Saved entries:
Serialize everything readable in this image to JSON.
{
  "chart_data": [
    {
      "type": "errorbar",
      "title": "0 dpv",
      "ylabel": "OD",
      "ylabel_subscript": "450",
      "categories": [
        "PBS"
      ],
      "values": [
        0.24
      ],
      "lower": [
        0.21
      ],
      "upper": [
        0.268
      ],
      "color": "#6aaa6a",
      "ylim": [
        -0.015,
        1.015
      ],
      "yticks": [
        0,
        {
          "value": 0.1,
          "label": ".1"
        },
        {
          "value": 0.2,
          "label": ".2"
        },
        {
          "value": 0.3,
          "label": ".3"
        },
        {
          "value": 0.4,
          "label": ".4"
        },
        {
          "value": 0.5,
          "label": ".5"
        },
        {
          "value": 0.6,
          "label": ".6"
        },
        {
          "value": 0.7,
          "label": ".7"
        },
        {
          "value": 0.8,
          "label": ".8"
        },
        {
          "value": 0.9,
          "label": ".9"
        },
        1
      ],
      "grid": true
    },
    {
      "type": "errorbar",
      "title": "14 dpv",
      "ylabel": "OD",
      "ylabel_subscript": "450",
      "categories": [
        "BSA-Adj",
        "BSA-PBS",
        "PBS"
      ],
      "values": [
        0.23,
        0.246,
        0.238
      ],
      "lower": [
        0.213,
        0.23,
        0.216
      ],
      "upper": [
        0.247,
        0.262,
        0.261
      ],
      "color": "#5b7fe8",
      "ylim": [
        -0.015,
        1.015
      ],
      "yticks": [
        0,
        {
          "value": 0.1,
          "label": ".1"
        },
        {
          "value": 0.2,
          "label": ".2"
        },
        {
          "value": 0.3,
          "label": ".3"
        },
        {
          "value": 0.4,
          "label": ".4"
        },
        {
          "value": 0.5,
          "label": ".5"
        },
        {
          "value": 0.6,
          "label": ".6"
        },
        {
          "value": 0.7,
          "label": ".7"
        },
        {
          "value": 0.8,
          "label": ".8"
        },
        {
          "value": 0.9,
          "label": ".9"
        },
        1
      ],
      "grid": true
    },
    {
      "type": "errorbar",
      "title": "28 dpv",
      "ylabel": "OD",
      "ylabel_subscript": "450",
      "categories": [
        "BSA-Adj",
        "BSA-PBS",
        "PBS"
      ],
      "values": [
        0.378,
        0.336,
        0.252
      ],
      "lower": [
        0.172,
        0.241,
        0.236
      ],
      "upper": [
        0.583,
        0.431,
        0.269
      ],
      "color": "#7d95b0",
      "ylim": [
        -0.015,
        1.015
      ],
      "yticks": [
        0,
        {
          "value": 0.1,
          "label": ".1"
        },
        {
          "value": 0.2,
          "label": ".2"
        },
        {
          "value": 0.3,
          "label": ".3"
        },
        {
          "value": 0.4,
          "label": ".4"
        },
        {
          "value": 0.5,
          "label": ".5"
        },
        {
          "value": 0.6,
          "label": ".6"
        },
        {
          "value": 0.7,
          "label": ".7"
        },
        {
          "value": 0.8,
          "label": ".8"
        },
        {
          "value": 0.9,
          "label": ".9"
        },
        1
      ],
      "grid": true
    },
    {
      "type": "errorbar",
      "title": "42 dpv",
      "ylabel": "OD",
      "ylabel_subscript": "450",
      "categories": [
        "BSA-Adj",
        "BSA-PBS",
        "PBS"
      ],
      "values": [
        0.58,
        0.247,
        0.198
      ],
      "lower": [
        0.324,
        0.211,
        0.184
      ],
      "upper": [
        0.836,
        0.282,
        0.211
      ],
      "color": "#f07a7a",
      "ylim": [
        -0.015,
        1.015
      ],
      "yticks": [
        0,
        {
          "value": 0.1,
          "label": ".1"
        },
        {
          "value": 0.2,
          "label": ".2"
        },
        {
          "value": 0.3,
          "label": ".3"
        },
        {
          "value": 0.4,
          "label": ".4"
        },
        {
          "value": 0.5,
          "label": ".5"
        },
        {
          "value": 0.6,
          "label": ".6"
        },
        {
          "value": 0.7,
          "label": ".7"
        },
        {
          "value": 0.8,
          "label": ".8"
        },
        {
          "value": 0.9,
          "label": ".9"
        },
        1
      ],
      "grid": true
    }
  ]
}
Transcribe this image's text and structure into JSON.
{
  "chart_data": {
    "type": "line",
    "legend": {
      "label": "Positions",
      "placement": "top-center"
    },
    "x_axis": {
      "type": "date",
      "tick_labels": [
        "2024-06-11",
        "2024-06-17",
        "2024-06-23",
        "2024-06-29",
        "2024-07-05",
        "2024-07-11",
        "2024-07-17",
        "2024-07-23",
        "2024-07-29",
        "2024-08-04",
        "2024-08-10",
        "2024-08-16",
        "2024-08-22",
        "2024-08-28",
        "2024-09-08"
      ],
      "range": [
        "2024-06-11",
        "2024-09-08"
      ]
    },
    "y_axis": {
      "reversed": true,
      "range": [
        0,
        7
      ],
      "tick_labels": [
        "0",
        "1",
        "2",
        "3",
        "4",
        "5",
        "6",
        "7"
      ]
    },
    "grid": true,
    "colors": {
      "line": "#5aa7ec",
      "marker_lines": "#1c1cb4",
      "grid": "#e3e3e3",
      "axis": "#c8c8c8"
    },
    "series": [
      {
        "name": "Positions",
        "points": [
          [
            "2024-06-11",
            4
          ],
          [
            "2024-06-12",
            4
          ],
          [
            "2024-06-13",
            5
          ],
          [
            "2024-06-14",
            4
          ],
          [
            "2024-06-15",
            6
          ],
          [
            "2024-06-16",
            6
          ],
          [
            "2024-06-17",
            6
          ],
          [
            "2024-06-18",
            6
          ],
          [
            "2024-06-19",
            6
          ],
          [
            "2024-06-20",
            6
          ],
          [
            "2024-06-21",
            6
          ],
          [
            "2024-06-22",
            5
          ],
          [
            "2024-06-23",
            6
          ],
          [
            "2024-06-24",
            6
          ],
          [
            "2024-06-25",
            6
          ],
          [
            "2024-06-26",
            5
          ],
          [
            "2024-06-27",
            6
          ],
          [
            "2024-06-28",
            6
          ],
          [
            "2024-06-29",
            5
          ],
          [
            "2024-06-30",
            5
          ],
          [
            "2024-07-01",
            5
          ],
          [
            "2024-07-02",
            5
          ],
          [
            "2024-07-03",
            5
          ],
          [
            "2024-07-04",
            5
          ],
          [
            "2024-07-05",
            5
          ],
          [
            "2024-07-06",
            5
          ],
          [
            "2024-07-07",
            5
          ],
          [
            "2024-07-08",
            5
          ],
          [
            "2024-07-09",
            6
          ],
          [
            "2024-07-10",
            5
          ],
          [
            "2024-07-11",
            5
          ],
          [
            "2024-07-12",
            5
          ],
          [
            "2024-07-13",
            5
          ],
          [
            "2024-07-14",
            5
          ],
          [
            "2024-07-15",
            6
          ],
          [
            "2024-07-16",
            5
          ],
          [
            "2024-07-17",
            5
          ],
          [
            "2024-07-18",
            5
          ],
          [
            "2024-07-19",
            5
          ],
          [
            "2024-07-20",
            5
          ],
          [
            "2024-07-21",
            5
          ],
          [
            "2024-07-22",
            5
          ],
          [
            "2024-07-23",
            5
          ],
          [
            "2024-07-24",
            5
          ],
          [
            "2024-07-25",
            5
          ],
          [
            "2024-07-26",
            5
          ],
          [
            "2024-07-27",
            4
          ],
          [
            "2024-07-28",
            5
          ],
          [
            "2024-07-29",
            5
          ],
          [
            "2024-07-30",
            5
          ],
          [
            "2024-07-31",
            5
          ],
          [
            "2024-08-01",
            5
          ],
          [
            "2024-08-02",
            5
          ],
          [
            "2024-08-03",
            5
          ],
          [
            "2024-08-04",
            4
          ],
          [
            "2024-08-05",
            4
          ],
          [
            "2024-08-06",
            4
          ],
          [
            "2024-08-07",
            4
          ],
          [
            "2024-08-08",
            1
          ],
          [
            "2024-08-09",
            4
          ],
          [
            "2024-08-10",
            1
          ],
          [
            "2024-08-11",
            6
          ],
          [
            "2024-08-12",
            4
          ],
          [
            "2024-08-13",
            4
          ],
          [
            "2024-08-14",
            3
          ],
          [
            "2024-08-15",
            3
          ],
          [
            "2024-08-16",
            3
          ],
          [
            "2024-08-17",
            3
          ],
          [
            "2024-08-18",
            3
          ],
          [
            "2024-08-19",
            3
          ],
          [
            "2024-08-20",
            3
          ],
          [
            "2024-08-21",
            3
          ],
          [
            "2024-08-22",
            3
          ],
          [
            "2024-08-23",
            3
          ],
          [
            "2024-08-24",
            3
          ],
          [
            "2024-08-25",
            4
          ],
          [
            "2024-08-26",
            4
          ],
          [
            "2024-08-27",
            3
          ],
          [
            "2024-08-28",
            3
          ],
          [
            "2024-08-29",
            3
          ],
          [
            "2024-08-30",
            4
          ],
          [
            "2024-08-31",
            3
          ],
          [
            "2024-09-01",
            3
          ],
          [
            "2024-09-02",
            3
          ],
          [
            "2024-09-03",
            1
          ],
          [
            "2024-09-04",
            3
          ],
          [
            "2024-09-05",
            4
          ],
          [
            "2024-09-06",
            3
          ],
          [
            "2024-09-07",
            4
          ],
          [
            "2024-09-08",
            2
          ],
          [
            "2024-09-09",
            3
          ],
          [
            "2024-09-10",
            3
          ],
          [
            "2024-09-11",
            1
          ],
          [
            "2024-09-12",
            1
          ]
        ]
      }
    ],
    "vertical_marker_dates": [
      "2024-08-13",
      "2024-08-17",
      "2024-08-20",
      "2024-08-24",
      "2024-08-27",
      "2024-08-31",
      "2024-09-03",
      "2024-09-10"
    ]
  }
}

Exercise directions:
Gather up every line in the data above that contains the word "this", copying each one.

Result below:
Serialize everything readable in this image to JSON.
Transcribe this image's text and structure into JSON.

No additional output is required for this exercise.